*Exercise goal*: Copy the listing from the line with "bar-oregon-series-3 (479, 701, 528, 711)" to the line with "y-tick-label-100: 100 (34, 329, 61, 346)", both included, reproducing each line unchanged.

---------- Information supplied

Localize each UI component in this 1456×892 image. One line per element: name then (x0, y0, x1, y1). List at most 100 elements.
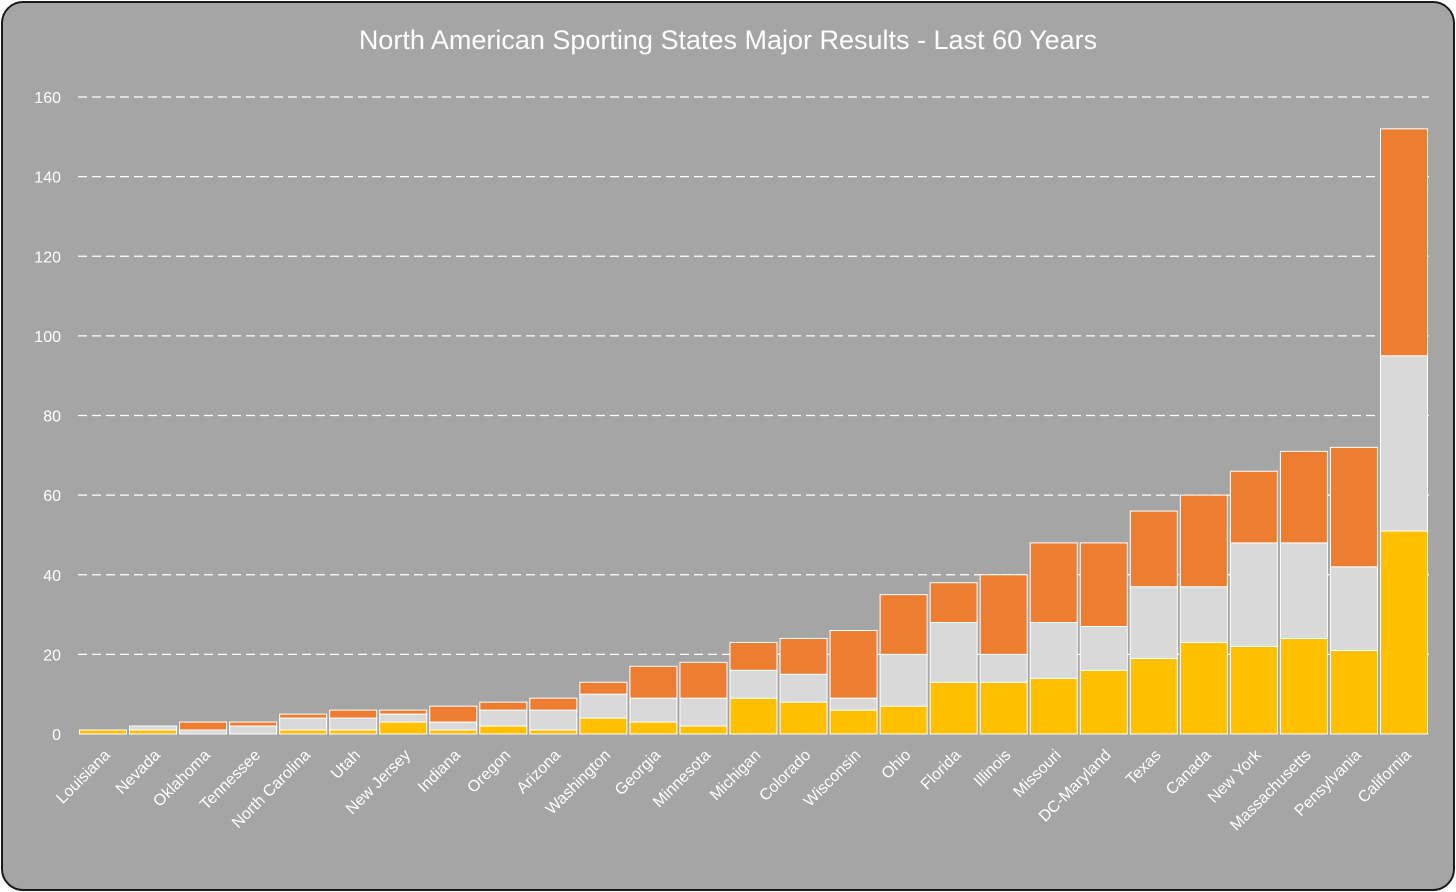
bar-oregon-series-3 (479, 701, 528, 711)
bar-dc-maryland-series-2 (1079, 626, 1128, 671)
bar-wisconsin-series-3 (829, 629, 878, 699)
bar-pensylvania-series-1 (1329, 649, 1378, 735)
bar-colorado-series-2 (779, 673, 828, 703)
x-tick-label-ohio: Ohio (879, 747, 915, 783)
bar-tennessee-series-3 (229, 721, 278, 727)
y-tick-label-100: 100 (34, 329, 61, 346)
y-tick-label-60: 60 (43, 488, 61, 505)
bar-florida-series-3 (929, 582, 978, 624)
y-tick-label-120: 120 (34, 249, 61, 266)
bar-minnesota-series-1 (679, 725, 728, 735)
bar-nevada-series-1 (129, 729, 178, 735)
bar-utah-series-2 (329, 717, 378, 731)
x-tick-label-louisiana: Louisiana (53, 747, 114, 808)
bar-texas-series-2 (1129, 586, 1178, 659)
bar-new-york-series-1 (1229, 645, 1278, 735)
bar-massachusetts-series-2 (1279, 542, 1328, 639)
bar-illinois-series-3 (979, 574, 1028, 655)
bar-massachusetts-series-3 (1279, 450, 1328, 544)
bar-arizona-series-3 (529, 697, 578, 711)
y-tick-label-20: 20 (43, 647, 61, 664)
bar-georgia-series-2 (629, 697, 678, 723)
bar-north-carolina-series-3 (279, 713, 328, 719)
bar-north-carolina-series-1 (279, 729, 328, 735)
bar-oklahoma-series-3 (179, 721, 228, 731)
x-tick-label-illinois: Illinois (971, 747, 1014, 790)
bar-minnesota-series-3 (679, 661, 728, 699)
bar-utah-series-1 (329, 729, 378, 735)
x-tick-label-texas: Texas (1123, 747, 1165, 789)
bar-new-jersey-series-3 (379, 709, 428, 715)
bar-washington-series-3 (579, 681, 628, 695)
x-tick-label-michigan: Michigan (707, 747, 764, 804)
bar-dc-maryland-series-1 (1079, 669, 1128, 735)
bar-ohio-series-2 (879, 653, 928, 707)
bar-ohio-series-3 (879, 594, 928, 655)
bar-ohio-series-1 (879, 705, 928, 735)
x-tick-label-florida: Florida (918, 747, 965, 794)
bar-new-jersey-series-2 (379, 713, 428, 723)
x-tick-label-california: California (1355, 747, 1415, 807)
bar-tennessee-series-2 (229, 725, 278, 735)
bar-new-york-series-2 (1229, 542, 1278, 647)
y-tick-label-160: 160 (34, 90, 61, 107)
bar-indiana-series-3 (429, 705, 478, 723)
bar-canada-series-2 (1179, 586, 1228, 643)
bar-new-jersey-series-1 (379, 721, 428, 735)
bar-louisiana-series-1 (79, 729, 128, 735)
bar-missouri-series-1 (1029, 677, 1078, 735)
x-tick-label-utah: Utah (328, 747, 364, 783)
bar-indiana-series-1 (429, 729, 478, 735)
bar-dc-maryland-series-3 (1079, 542, 1128, 628)
bar-georgia-series-1 (629, 721, 678, 735)
bar-oregon-series-1 (479, 725, 528, 735)
bar-michigan-series-1 (729, 697, 778, 735)
bar-new-york-series-3 (1229, 470, 1278, 544)
bar-michigan-series-2 (729, 669, 778, 699)
x-tick-label-nevada: Nevada (113, 747, 164, 798)
bar-utah-series-3 (329, 709, 378, 719)
y-tick-label-80: 80 (43, 409, 61, 426)
bar-texas-series-1 (1129, 657, 1178, 735)
bar-pensylvania-series-2 (1329, 566, 1378, 651)
bar-florida-series-1 (929, 681, 978, 735)
bar-indiana-series-2 (429, 721, 478, 731)
bar-colorado-series-3 (779, 637, 828, 675)
bar-georgia-series-3 (629, 665, 678, 699)
bar-north-carolina-series-2 (279, 717, 328, 731)
bar-colorado-series-1 (779, 701, 828, 735)
chart-title: North American Sporting States Major Res… (358, 25, 1098, 55)
bar-missouri-series-3 (1029, 542, 1078, 624)
x-tick-label-canada: Canada (1163, 747, 1215, 799)
bar-california-series-2 (1379, 355, 1428, 532)
bar-oklahoma-series-2 (179, 729, 228, 735)
bar-wisconsin-series-2 (829, 697, 878, 711)
x-tick-label-indiana: Indiana (415, 747, 464, 796)
bar-washington-series-1 (579, 717, 628, 735)
bar-minnesota-series-2 (679, 697, 728, 727)
bar-california-series-3 (1379, 128, 1428, 357)
bar-nevada-series-2 (129, 725, 178, 731)
bar-california-series-1 (1379, 530, 1428, 735)
y-tick-label-140: 140 (34, 170, 61, 187)
bar-canada-series-3 (1179, 494, 1228, 588)
bar-oregon-series-2 (479, 709, 528, 727)
bar-canada-series-1 (1179, 641, 1228, 735)
bar-massachusetts-series-1 (1279, 637, 1328, 735)
bar-pensylvania-series-3 (1329, 446, 1378, 568)
y-tick-label-40: 40 (43, 568, 61, 585)
bar-michigan-series-3 (729, 641, 778, 671)
bar-illinois-series-1 (979, 681, 1028, 735)
bar-texas-series-3 (1129, 510, 1178, 588)
bar-missouri-series-2 (1029, 622, 1078, 679)
y-tick-label-0: 0 (52, 727, 61, 744)
bar-florida-series-2 (929, 622, 978, 683)
bar-washington-series-2 (579, 693, 628, 719)
bar-wisconsin-series-1 (829, 709, 878, 735)
bar-arizona-series-2 (529, 709, 578, 731)
x-tick-label-arizona: Arizona (514, 747, 564, 797)
bar-illinois-series-2 (979, 653, 1028, 683)
bar-arizona-series-1 (529, 729, 578, 735)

--------------------

*Final result*:
bar-oregon-series-3 (479, 701, 528, 711)
bar-dc-maryland-series-2 (1079, 626, 1128, 671)
bar-wisconsin-series-3 (829, 629, 878, 699)
bar-pensylvania-series-1 (1329, 649, 1378, 735)
bar-colorado-series-2 (779, 673, 828, 703)
x-tick-label-ohio: Ohio (879, 747, 915, 783)
bar-tennessee-series-3 (229, 721, 278, 727)
y-tick-label-100: 100 (34, 329, 61, 346)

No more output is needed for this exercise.